Data excerpts:
****************************************
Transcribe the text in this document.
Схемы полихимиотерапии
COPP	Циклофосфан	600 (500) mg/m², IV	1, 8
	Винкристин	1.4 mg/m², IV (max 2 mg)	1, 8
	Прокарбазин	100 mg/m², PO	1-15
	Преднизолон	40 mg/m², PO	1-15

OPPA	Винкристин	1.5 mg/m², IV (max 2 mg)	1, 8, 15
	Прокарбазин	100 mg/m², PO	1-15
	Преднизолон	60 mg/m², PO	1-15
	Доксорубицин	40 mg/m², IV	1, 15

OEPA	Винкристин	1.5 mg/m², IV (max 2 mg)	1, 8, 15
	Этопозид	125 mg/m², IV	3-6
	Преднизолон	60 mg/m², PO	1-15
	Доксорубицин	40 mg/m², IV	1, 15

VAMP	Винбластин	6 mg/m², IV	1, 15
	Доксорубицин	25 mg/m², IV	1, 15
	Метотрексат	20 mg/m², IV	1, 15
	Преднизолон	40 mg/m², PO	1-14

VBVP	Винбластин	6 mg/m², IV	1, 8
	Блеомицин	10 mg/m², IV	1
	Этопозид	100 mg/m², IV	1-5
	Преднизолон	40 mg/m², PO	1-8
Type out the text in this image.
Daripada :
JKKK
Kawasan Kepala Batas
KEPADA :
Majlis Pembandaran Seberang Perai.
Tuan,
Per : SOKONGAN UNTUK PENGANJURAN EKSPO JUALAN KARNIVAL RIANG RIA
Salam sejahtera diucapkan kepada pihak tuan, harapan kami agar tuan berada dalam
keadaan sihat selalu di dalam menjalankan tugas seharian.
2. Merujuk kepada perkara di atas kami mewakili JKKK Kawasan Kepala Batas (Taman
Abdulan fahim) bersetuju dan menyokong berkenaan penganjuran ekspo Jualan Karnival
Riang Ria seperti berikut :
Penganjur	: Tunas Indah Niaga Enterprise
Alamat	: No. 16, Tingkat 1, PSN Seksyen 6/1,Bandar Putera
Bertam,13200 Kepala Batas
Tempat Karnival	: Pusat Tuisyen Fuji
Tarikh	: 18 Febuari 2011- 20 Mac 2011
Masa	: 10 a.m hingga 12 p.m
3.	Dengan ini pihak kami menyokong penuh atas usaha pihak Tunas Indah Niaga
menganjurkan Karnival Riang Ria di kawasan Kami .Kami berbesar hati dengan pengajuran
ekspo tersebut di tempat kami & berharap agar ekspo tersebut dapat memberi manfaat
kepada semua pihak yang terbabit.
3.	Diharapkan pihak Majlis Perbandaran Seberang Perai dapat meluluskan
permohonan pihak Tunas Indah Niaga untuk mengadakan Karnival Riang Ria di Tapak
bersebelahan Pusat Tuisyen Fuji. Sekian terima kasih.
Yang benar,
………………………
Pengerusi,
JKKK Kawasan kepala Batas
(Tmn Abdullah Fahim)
****************************************
### STATED EXERCISE
Which lines of the data include "Tuisyen"? Copy each of them.

### RESPONSE TO THIS EXERCISE
Tempat Karnival	: Pusat Tuisyen Fuji
bersebelahan Pusat Tuisyen Fuji. Sekian terima kasih.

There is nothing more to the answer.